TopA expression level in BW25113 (wild-type) and JW1106 (ΔcobB) mutant. (A) 20 μg total proteins were resolved by 10% SDS-PAGE, and TopA protein was detected by western blot analysis using monoclonal antibodies against TopA. (B) Quantification of four independent western blot experiments as shown in (A). The level of TopA in the wild-type strain in each experiment was set at 100%, and the corresponding level of TopA in the ΔcobB mutant strain is shown. (C) Quantitative PCR measurements of topA transcript levels from three independent experiments normalized against either idnT or hcaT transcript level as internal reference. The topA transcript level in the wild-type strain was set at 100% for each experiment. Error bars indicate standard deviation of relative topA transcript level in the ΔcobB mutant strain.

EXERCISE: Resume the figure legend on TopA expression in the wild-type and ΔcobB strains, writing on from its final sentence. The data that come later on the page have no role here.

MATERIAL SHOWN:
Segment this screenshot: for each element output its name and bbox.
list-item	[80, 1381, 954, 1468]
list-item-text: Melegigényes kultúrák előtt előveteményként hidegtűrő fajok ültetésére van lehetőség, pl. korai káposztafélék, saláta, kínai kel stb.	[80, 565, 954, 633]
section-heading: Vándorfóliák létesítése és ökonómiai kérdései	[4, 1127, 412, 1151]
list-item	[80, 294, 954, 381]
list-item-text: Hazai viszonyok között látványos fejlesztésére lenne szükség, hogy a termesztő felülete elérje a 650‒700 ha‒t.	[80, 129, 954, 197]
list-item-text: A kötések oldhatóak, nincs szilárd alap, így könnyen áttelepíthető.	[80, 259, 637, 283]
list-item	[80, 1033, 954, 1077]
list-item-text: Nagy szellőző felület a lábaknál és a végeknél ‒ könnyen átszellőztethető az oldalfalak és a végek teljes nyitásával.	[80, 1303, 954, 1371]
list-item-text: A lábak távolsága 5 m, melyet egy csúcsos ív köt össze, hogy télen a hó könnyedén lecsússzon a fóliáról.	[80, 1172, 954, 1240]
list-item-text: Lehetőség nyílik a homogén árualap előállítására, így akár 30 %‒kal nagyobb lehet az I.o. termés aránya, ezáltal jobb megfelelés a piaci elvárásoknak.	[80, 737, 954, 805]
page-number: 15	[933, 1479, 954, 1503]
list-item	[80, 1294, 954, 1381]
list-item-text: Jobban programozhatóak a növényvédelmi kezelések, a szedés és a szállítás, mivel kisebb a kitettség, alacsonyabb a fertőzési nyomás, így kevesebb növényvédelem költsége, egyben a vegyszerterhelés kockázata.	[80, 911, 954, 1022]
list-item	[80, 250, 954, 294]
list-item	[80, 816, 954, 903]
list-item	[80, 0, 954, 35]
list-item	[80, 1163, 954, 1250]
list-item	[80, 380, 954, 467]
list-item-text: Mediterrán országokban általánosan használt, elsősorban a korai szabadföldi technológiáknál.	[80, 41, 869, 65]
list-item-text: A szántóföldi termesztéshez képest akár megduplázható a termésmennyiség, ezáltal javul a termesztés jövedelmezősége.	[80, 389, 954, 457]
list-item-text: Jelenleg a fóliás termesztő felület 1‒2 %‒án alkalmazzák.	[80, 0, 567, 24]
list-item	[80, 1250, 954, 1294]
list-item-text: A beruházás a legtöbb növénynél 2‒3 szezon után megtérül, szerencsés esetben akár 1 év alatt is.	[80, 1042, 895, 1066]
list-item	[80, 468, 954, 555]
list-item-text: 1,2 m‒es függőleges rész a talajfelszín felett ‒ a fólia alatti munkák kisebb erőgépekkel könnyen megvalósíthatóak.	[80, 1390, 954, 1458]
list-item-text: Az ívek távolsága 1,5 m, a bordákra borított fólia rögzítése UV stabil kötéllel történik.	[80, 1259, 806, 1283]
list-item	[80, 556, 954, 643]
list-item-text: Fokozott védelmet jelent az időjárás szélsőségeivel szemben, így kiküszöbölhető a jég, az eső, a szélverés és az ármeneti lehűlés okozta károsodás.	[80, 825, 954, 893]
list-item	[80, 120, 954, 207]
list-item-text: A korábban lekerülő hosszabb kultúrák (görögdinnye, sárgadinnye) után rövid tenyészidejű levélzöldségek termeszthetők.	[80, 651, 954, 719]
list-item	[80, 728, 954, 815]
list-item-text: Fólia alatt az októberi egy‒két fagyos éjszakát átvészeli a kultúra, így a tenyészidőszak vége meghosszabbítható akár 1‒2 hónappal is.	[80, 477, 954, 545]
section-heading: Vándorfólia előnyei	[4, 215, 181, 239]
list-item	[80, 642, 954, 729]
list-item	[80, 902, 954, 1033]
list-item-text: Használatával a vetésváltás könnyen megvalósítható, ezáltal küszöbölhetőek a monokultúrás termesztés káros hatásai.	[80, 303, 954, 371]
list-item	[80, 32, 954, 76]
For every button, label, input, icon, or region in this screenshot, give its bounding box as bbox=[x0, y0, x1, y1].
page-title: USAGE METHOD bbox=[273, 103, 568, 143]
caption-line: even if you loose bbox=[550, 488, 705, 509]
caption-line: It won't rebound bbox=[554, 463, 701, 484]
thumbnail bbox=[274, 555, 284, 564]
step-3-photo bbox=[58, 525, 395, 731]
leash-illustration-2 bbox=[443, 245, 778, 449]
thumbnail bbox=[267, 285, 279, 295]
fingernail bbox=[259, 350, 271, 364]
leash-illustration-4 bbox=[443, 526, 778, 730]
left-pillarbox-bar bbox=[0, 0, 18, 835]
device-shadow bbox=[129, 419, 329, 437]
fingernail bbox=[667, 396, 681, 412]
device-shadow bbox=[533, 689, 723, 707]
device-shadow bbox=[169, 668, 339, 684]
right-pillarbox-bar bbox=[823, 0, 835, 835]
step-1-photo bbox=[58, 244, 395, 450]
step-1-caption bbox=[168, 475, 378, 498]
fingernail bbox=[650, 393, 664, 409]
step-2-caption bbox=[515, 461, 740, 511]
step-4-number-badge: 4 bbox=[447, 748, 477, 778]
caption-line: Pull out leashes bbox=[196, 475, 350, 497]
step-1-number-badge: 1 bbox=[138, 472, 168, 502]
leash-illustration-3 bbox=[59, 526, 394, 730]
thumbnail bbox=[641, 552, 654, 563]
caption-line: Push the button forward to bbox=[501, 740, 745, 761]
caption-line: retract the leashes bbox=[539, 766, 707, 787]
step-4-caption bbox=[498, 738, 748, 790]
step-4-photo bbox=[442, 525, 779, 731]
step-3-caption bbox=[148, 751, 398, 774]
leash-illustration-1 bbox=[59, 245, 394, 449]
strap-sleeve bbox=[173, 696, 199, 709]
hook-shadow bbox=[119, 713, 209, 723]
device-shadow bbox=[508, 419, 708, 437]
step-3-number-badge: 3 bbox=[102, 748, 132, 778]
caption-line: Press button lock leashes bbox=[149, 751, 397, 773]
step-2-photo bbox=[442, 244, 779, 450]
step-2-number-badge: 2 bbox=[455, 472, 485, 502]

OUTPUT OF THE TASK:
Figure 4.

Effect of recombinant TopA overexpression on the slow-growth phenotype of the ΔcobB mutant. (Filled circle) Wild-type BW25113 strain transformed with pBAD/Thio; (unfilled circle) ΔcobB JW1106 strain transformed with pBAD/Thio; (filled square) Wild-type strain transformed with pETOP for TopA overexpression; (unfilled square) ΔcobB mutant strain transformed with pETOP; (filled triangle) wild-type strain transformed with pCobB; (unfilled triangle) ΔcobB mutant strain transformed with pCobB. The LB medium contained no arabinose (A) or 0.0001% arabinose (B).

Figure 5.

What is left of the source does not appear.